(Data entries)
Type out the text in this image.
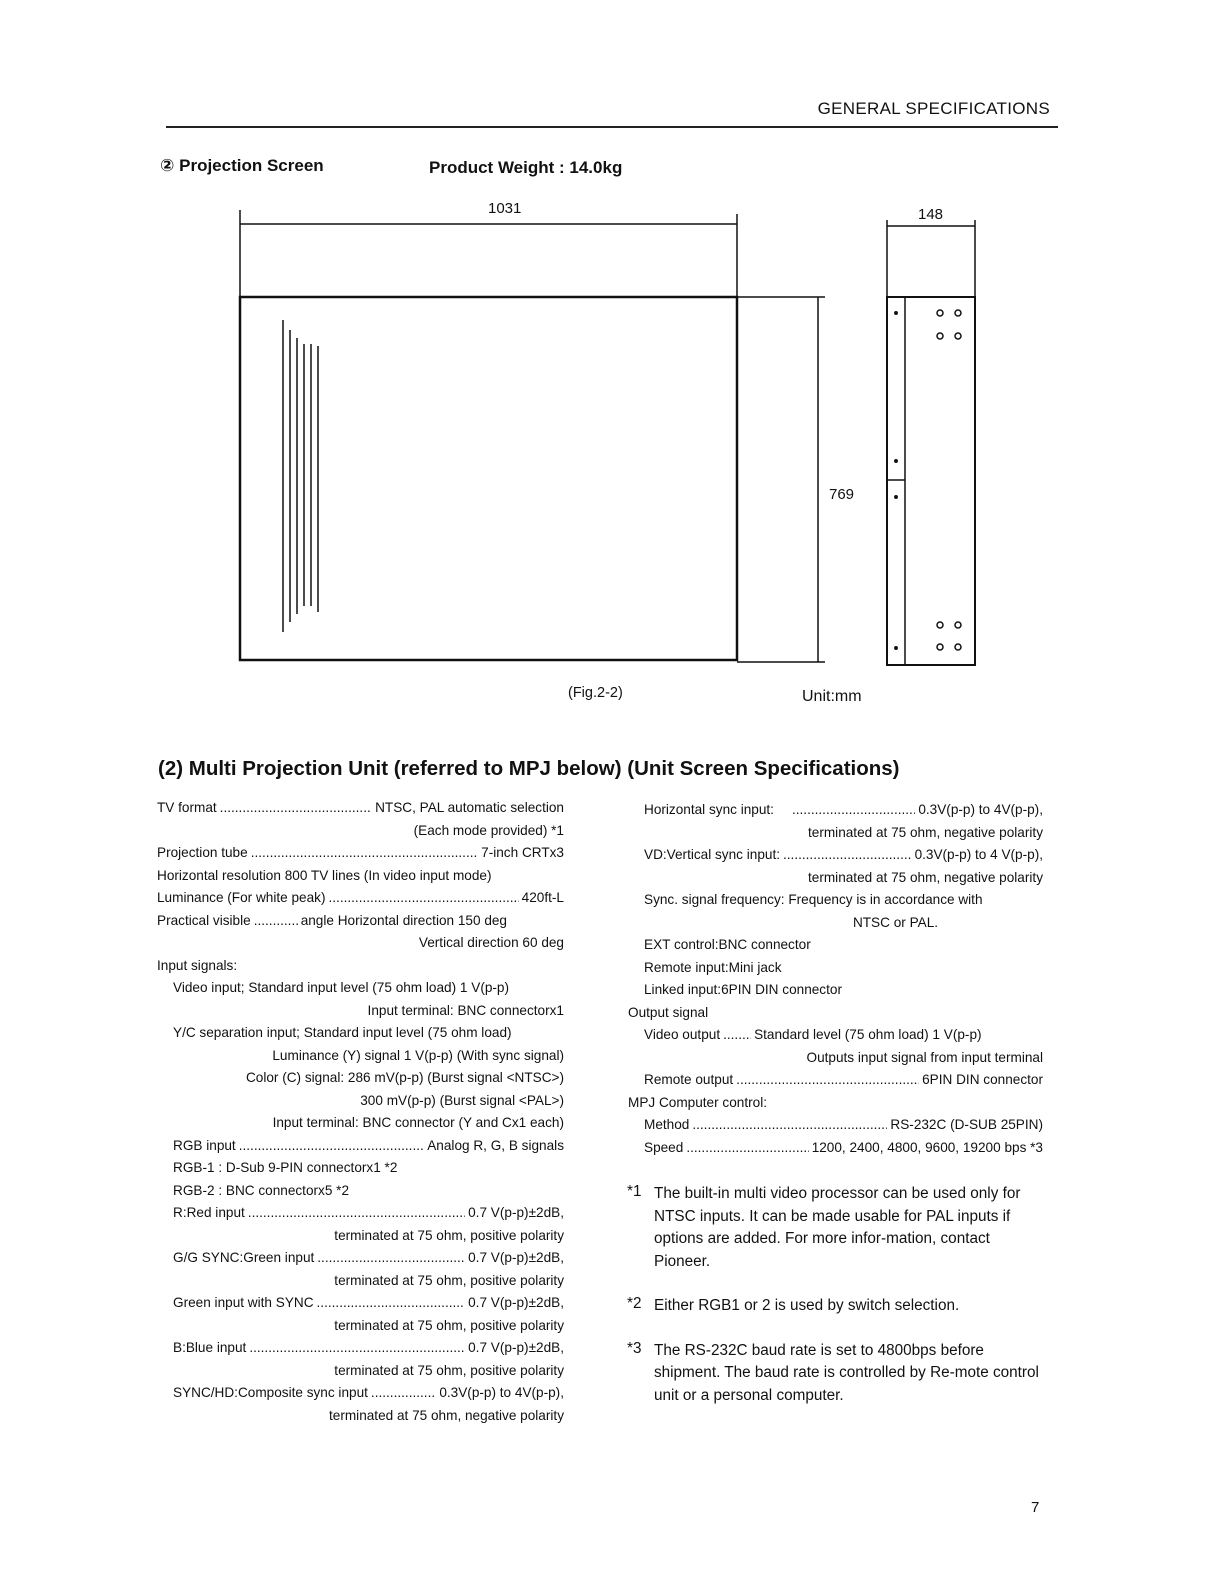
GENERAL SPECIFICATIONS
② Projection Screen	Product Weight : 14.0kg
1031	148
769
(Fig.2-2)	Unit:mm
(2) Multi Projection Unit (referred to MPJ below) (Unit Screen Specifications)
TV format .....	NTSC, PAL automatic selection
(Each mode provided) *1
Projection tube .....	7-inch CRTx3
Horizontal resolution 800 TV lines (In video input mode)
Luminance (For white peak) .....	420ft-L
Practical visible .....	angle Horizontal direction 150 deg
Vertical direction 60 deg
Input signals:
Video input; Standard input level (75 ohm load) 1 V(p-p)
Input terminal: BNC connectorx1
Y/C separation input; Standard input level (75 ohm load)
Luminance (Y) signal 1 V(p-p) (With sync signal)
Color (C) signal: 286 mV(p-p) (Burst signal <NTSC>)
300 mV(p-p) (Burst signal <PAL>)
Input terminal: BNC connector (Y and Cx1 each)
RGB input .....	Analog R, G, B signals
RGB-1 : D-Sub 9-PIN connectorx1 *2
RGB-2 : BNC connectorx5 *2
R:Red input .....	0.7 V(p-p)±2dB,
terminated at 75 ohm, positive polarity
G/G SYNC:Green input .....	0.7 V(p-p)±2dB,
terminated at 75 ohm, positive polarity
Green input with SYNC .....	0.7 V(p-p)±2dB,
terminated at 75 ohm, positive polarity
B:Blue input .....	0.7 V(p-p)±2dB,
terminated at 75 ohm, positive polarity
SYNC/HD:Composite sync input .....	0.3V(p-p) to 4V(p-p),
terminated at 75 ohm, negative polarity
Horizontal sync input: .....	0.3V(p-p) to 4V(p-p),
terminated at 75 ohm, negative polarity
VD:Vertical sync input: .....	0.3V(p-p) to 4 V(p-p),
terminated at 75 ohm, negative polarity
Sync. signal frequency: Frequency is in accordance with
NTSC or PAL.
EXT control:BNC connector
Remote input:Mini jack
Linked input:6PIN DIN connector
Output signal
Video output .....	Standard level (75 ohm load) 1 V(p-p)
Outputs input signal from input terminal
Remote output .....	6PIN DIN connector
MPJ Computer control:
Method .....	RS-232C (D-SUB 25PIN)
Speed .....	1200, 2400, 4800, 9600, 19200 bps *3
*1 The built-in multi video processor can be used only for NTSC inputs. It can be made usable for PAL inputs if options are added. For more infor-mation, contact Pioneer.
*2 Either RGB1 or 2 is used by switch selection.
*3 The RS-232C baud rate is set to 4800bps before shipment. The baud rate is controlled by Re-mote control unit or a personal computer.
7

---

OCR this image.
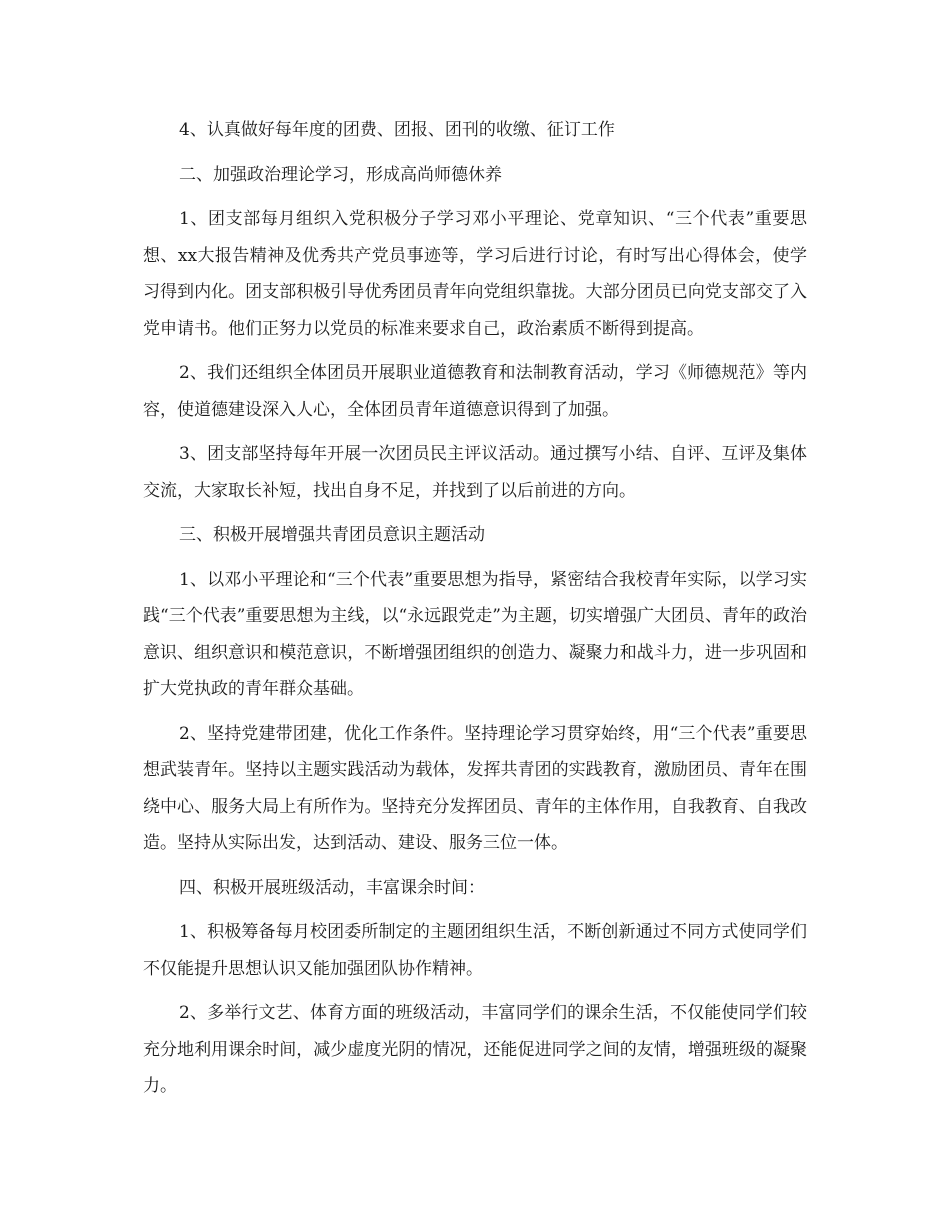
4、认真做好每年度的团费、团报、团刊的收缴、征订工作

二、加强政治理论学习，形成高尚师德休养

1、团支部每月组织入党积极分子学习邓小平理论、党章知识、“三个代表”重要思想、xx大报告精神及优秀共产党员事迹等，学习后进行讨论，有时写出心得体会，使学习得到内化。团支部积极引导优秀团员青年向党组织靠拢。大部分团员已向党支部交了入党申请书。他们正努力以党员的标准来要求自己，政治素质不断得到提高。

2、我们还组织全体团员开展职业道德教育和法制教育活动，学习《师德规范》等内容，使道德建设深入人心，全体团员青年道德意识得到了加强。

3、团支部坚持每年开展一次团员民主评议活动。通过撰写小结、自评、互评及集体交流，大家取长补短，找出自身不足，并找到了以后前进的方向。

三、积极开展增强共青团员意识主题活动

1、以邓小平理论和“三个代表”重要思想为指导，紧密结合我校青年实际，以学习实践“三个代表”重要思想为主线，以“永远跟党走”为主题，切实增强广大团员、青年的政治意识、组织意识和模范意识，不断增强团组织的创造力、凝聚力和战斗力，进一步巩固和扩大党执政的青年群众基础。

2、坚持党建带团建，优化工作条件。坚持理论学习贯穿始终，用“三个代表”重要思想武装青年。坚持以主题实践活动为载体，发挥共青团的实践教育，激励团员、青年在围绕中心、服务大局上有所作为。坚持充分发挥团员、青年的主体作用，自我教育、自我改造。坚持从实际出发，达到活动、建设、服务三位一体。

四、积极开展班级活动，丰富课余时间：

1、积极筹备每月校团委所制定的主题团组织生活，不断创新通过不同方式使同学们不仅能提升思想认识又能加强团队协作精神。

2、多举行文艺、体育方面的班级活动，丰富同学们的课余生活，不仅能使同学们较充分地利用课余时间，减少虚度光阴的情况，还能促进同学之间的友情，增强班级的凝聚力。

What to work on: Among the records above, how many lines carry the string "Standard"? Reply with the number alone.

Result for this exercise: 3